- [SUPPLIED INFORMATION]
======

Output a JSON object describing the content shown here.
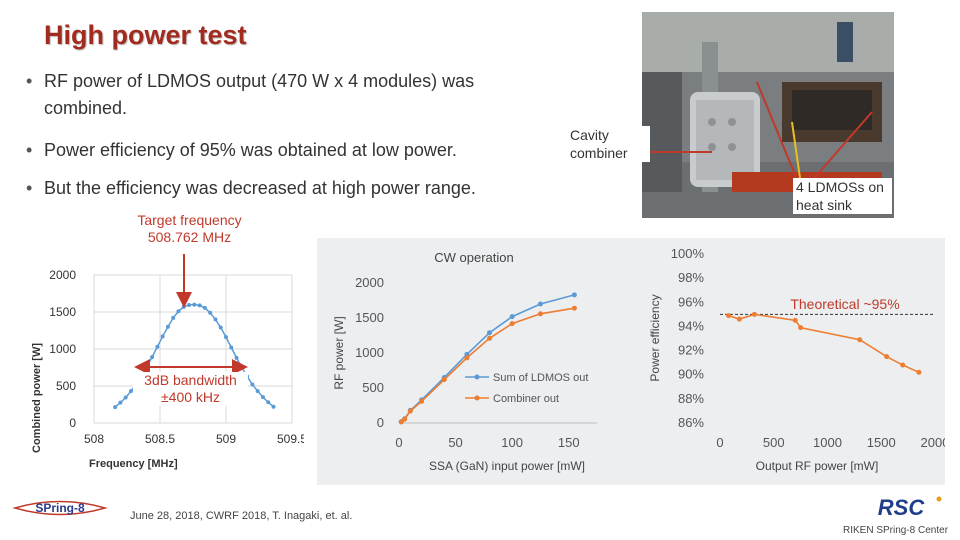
{
  "slide": {
    "title": "High power test",
    "bullets": [
      "RF power of LDMOS output (470 W x 4 modules) was combined.",
      "Power efficiency of 95% was obtained at low power.",
      "But the efficiency was decreased at high power range."
    ],
    "photo_labels": {
      "cavity": "Cavity combiner",
      "ldmos": "4 LDMOSs on heat sink"
    },
    "annotations": {
      "target": "Target frequency 508.762 MHz",
      "bandwidth": "3dB bandwidth ±400 kHz",
      "theoretical": "Theoretical ~95%"
    },
    "footer_citation": "June 28, 2018, CWRF 2018,   T. Inagaki, et. al.",
    "footer_org": "RIKEN SPring-8 Center",
    "logo_left": "SPring-8",
    "logo_right": "RSC"
  },
  "chart_data": [
    {
      "type": "line",
      "xlabel": "Frequency [MHz]",
      "ylabel": "Combined power [W]",
      "xlim": [
        508,
        509.5
      ],
      "ylim": [
        0,
        2000
      ],
      "xticks": [
        "508",
        "508.5",
        "509",
        "509.5"
      ],
      "yticks": [
        "0",
        "500",
        "1000",
        "1500",
        "2000"
      ],
      "grid": true,
      "color": "#5b9bd5",
      "x": [
        508.16,
        508.2,
        508.24,
        508.28,
        508.32,
        508.36,
        508.4,
        508.44,
        508.48,
        508.52,
        508.56,
        508.6,
        508.64,
        508.68,
        508.72,
        508.76,
        508.8,
        508.84,
        508.88,
        508.92,
        508.96,
        509.0,
        509.04,
        509.08,
        509.12,
        509.16,
        509.2,
        509.24,
        509.28,
        509.32,
        509.36
      ],
      "y": [
        215,
        275,
        345,
        430,
        525,
        635,
        760,
        890,
        1030,
        1170,
        1300,
        1420,
        1510,
        1570,
        1595,
        1600,
        1590,
        1555,
        1490,
        1400,
        1290,
        1160,
        1020,
        880,
        750,
        630,
        520,
        430,
        350,
        280,
        220
      ]
    },
    {
      "type": "line",
      "title": "CW operation",
      "xlabel": "SSA (GaN) input power [mW]",
      "ylabel": "RF power [W]",
      "xlim": [
        0,
        175
      ],
      "ylim": [
        0,
        2000
      ],
      "xticks": [
        "0",
        "50",
        "100",
        "150"
      ],
      "yticks": [
        "0",
        "500",
        "1000",
        "1500",
        "2000"
      ],
      "legend": "bottom-right",
      "series": [
        {
          "name": "Sum of LDMOS out",
          "color": "#5b9bd5",
          "x": [
            2,
            5,
            10,
            20,
            40,
            60,
            80,
            100,
            125,
            155
          ],
          "y": [
            20,
            60,
            180,
            330,
            650,
            980,
            1290,
            1520,
            1700,
            1830
          ]
        },
        {
          "name": "Combiner out",
          "color": "#ed7d31",
          "x": [
            2,
            5,
            10,
            20,
            40,
            60,
            80,
            100,
            125,
            155
          ],
          "y": [
            15,
            55,
            170,
            310,
            620,
            930,
            1210,
            1420,
            1560,
            1640
          ]
        }
      ]
    },
    {
      "type": "line",
      "xlabel": "Output RF power [mW]",
      "ylabel": "Power efficiency",
      "xlim": [
        0,
        2000
      ],
      "ylim": [
        86,
        100
      ],
      "xticks": [
        "0",
        "500",
        "1000",
        "1500",
        "2000"
      ],
      "yticks": [
        "86%",
        "88%",
        "90%",
        "92%",
        "94%",
        "96%",
        "98%",
        "100%"
      ],
      "color": "#ed7d31",
      "reference_line": 95,
      "x": [
        80,
        180,
        320,
        700,
        750,
        1300,
        1550,
        1700,
        1850
      ],
      "y": [
        94.9,
        94.6,
        95.0,
        94.5,
        93.9,
        92.9,
        91.5,
        90.8,
        90.2
      ]
    }
  ]
}
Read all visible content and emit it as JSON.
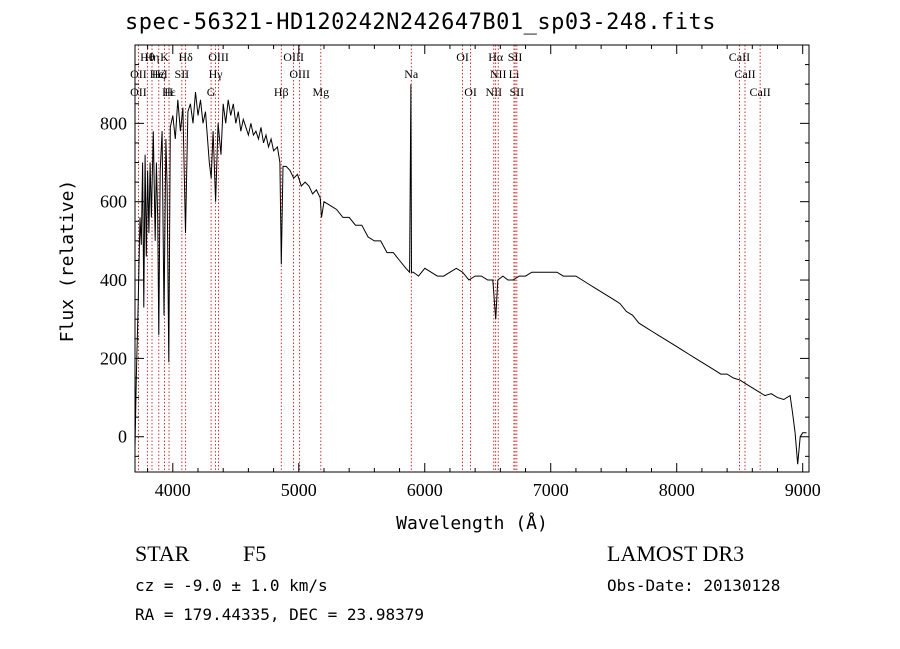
{
  "chart_data": {
    "type": "line",
    "title": "spec-56321-HD120242N242647B01_sp03-248.fits",
    "xlabel": "Wavelength (Å)",
    "ylabel": "Flux (relative)",
    "xlim": [
      3700,
      9050
    ],
    "ylim": [
      -90,
      1000
    ],
    "x_ticks": [
      4000,
      5000,
      6000,
      7000,
      8000,
      9000
    ],
    "y_ticks": [
      0,
      200,
      400,
      600,
      800
    ],
    "x_tick_labels": [
      "4000",
      "5000",
      "6000",
      "7000",
      "8000",
      "9000"
    ],
    "y_tick_labels": [
      "0",
      "200",
      "400",
      "600",
      "800"
    ],
    "series": [
      {
        "name": "spectrum",
        "points": [
          [
            3700,
            -30
          ],
          [
            3710,
            150
          ],
          [
            3725,
            330
          ],
          [
            3740,
            560
          ],
          [
            3750,
            490
          ],
          [
            3760,
            700
          ],
          [
            3770,
            330
          ],
          [
            3780,
            720
          ],
          [
            3790,
            460
          ],
          [
            3800,
            680
          ],
          [
            3810,
            520
          ],
          [
            3820,
            700
          ],
          [
            3830,
            560
          ],
          [
            3845,
            780
          ],
          [
            3860,
            500
          ],
          [
            3870,
            700
          ],
          [
            3880,
            560
          ],
          [
            3889,
            260
          ],
          [
            3900,
            680
          ],
          [
            3915,
            780
          ],
          [
            3930,
            310
          ],
          [
            3945,
            760
          ],
          [
            3955,
            640
          ],
          [
            3968,
            190
          ],
          [
            3980,
            790
          ],
          [
            4000,
            820
          ],
          [
            4020,
            760
          ],
          [
            4040,
            860
          ],
          [
            4060,
            780
          ],
          [
            4080,
            840
          ],
          [
            4101,
            520
          ],
          [
            4120,
            830
          ],
          [
            4140,
            850
          ],
          [
            4160,
            800
          ],
          [
            4180,
            880
          ],
          [
            4200,
            820
          ],
          [
            4220,
            860
          ],
          [
            4240,
            800
          ],
          [
            4260,
            830
          ],
          [
            4290,
            700
          ],
          [
            4305,
            660
          ],
          [
            4320,
            780
          ],
          [
            4340,
            600
          ],
          [
            4360,
            800
          ],
          [
            4383,
            720
          ],
          [
            4400,
            850
          ],
          [
            4420,
            800
          ],
          [
            4440,
            860
          ],
          [
            4460,
            820
          ],
          [
            4480,
            850
          ],
          [
            4500,
            800
          ],
          [
            4520,
            830
          ],
          [
            4540,
            780
          ],
          [
            4560,
            810
          ],
          [
            4580,
            790
          ],
          [
            4600,
            770
          ],
          [
            4620,
            800
          ],
          [
            4640,
            770
          ],
          [
            4660,
            780
          ],
          [
            4680,
            760
          ],
          [
            4700,
            790
          ],
          [
            4720,
            750
          ],
          [
            4740,
            770
          ],
          [
            4760,
            740
          ],
          [
            4780,
            760
          ],
          [
            4800,
            730
          ],
          [
            4830,
            740
          ],
          [
            4850,
            700
          ],
          [
            4861,
            440
          ],
          [
            4875,
            690
          ],
          [
            4900,
            690
          ],
          [
            4930,
            680
          ],
          [
            4960,
            660
          ],
          [
            4990,
            670
          ],
          [
            5020,
            640
          ],
          [
            5050,
            650
          ],
          [
            5080,
            640
          ],
          [
            5110,
            620
          ],
          [
            5140,
            630
          ],
          [
            5170,
            610
          ],
          [
            5180,
            560
          ],
          [
            5200,
            600
          ],
          [
            5250,
            590
          ],
          [
            5300,
            580
          ],
          [
            5350,
            560
          ],
          [
            5400,
            560
          ],
          [
            5450,
            540
          ],
          [
            5500,
            540
          ],
          [
            5550,
            510
          ],
          [
            5600,
            500
          ],
          [
            5650,
            500
          ],
          [
            5700,
            470
          ],
          [
            5750,
            470
          ],
          [
            5800,
            450
          ],
          [
            5850,
            430
          ],
          [
            5880,
            420
          ],
          [
            5890,
            900
          ],
          [
            5895,
            420
          ],
          [
            5910,
            420
          ],
          [
            5950,
            410
          ],
          [
            6000,
            430
          ],
          [
            6050,
            420
          ],
          [
            6100,
            410
          ],
          [
            6150,
            410
          ],
          [
            6200,
            420
          ],
          [
            6250,
            430
          ],
          [
            6300,
            420
          ],
          [
            6350,
            400
          ],
          [
            6400,
            410
          ],
          [
            6450,
            410
          ],
          [
            6500,
            400
          ],
          [
            6540,
            400
          ],
          [
            6563,
            300
          ],
          [
            6580,
            400
          ],
          [
            6620,
            410
          ],
          [
            6660,
            400
          ],
          [
            6700,
            400
          ],
          [
            6750,
            410
          ],
          [
            6800,
            410
          ],
          [
            6850,
            420
          ],
          [
            6900,
            420
          ],
          [
            6950,
            420
          ],
          [
            7000,
            420
          ],
          [
            7050,
            420
          ],
          [
            7100,
            410
          ],
          [
            7150,
            410
          ],
          [
            7200,
            410
          ],
          [
            7250,
            400
          ],
          [
            7300,
            390
          ],
          [
            7350,
            380
          ],
          [
            7400,
            370
          ],
          [
            7450,
            360
          ],
          [
            7500,
            350
          ],
          [
            7550,
            340
          ],
          [
            7600,
            320
          ],
          [
            7650,
            310
          ],
          [
            7700,
            290
          ],
          [
            7750,
            280
          ],
          [
            7800,
            270
          ],
          [
            7850,
            260
          ],
          [
            7900,
            250
          ],
          [
            7950,
            240
          ],
          [
            8000,
            230
          ],
          [
            8050,
            220
          ],
          [
            8100,
            210
          ],
          [
            8150,
            200
          ],
          [
            8200,
            190
          ],
          [
            8250,
            180
          ],
          [
            8300,
            170
          ],
          [
            8350,
            160
          ],
          [
            8400,
            160
          ],
          [
            8450,
            150
          ],
          [
            8500,
            145
          ],
          [
            8550,
            135
          ],
          [
            8600,
            125
          ],
          [
            8650,
            115
          ],
          [
            8700,
            105
          ],
          [
            8750,
            110
          ],
          [
            8800,
            100
          ],
          [
            8850,
            95
          ],
          [
            8900,
            105
          ],
          [
            8920,
            60
          ],
          [
            8940,
            10
          ],
          [
            8960,
            -70
          ],
          [
            8980,
            0
          ],
          [
            9000,
            10
          ],
          [
            9030,
            10
          ]
        ]
      }
    ],
    "line_markers": [
      {
        "label": "Hθ",
        "x": 3798,
        "row": 1
      },
      {
        "label": "Hη",
        "x": 3835,
        "row": 1
      },
      {
        "label": "K",
        "x": 3934,
        "row": 1
      },
      {
        "label": "Hδ",
        "x": 4102,
        "row": 1
      },
      {
        "label": "OIII",
        "x": 4363,
        "row": 1
      },
      {
        "label": "OIII",
        "x": 4959,
        "row": 1
      },
      {
        "label": "OI",
        "x": 6300,
        "row": 1
      },
      {
        "label": "Hα",
        "x": 6563,
        "row": 1
      },
      {
        "label": "SII",
        "x": 6717,
        "row": 1
      },
      {
        "label": "CaII",
        "x": 8498,
        "row": 1
      },
      {
        "label": "OII",
        "x": 3727,
        "row": 2
      },
      {
        "label": "Hζ",
        "x": 3889,
        "row": 2
      },
      {
        "label": "HeI",
        "x": 3889,
        "row": 2
      },
      {
        "label": "SII",
        "x": 4072,
        "row": 2
      },
      {
        "label": "Hγ",
        "x": 4340,
        "row": 2
      },
      {
        "label": "OIII",
        "x": 5007,
        "row": 2
      },
      {
        "label": "Na",
        "x": 5893,
        "row": 2
      },
      {
        "label": "NII",
        "x": 6583,
        "row": 2
      },
      {
        "label": "Li",
        "x": 6708,
        "row": 2
      },
      {
        "label": "CaII",
        "x": 8542,
        "row": 2
      },
      {
        "label": "OII",
        "x": 3727,
        "row": 3
      },
      {
        "label": "Hε",
        "x": 3970,
        "row": 3
      },
      {
        "label": "H",
        "x": 3968,
        "row": 3
      },
      {
        "label": "G",
        "x": 4304,
        "row": 3
      },
      {
        "label": "Hβ",
        "x": 4861,
        "row": 3
      },
      {
        "label": "Mg",
        "x": 5175,
        "row": 3
      },
      {
        "label": "OI",
        "x": 6364,
        "row": 3
      },
      {
        "label": "NII",
        "x": 6548,
        "row": 3
      },
      {
        "label": "SII",
        "x": 6731,
        "row": 3
      },
      {
        "label": "CaII",
        "x": 8662,
        "row": 3
      }
    ]
  },
  "info": {
    "class_label": "STAR",
    "subclass": "F5",
    "survey": "LAMOST DR3",
    "cz": "cz = -9.0 ± 1.0 km/s",
    "obs_date": "Obs-Date: 20130128",
    "coords": "RA = 179.44335, DEC =  23.98379"
  }
}
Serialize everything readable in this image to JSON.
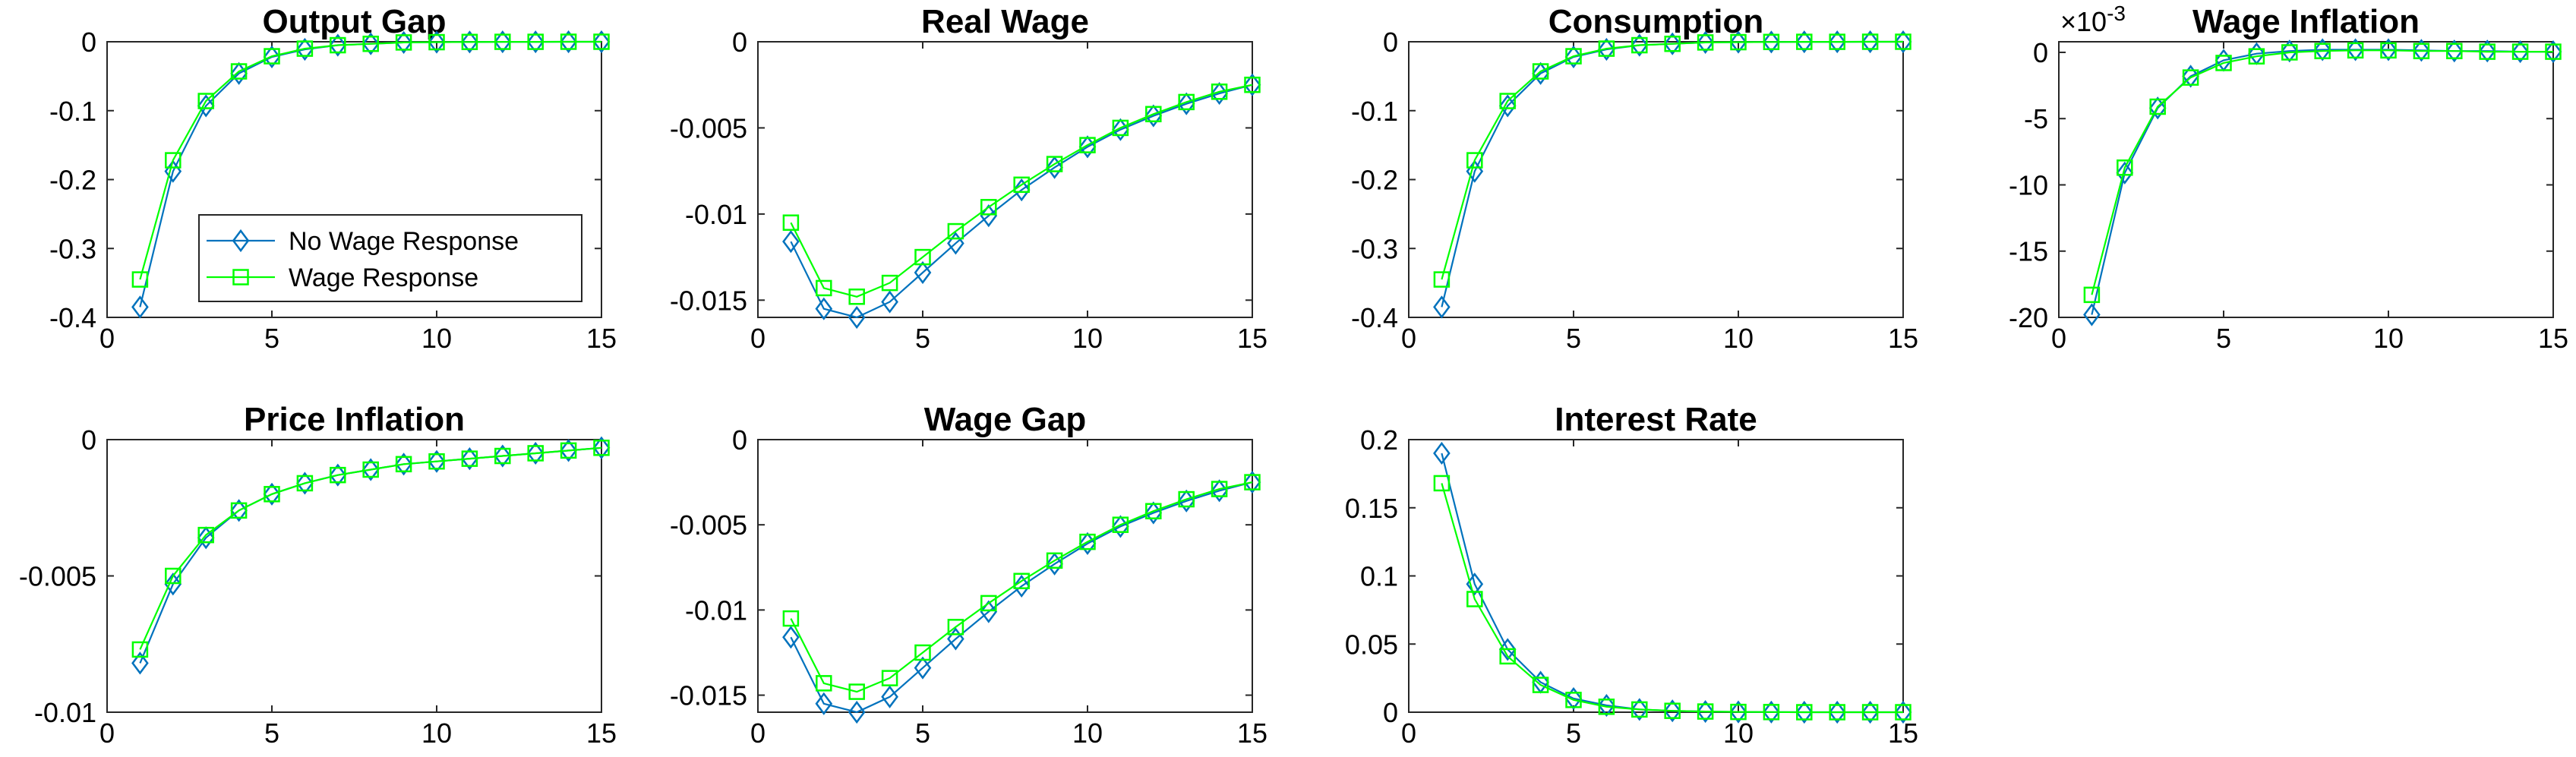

======

Give the count of lines holding the word "color" and nothing more.

- [THE ANSWER]
4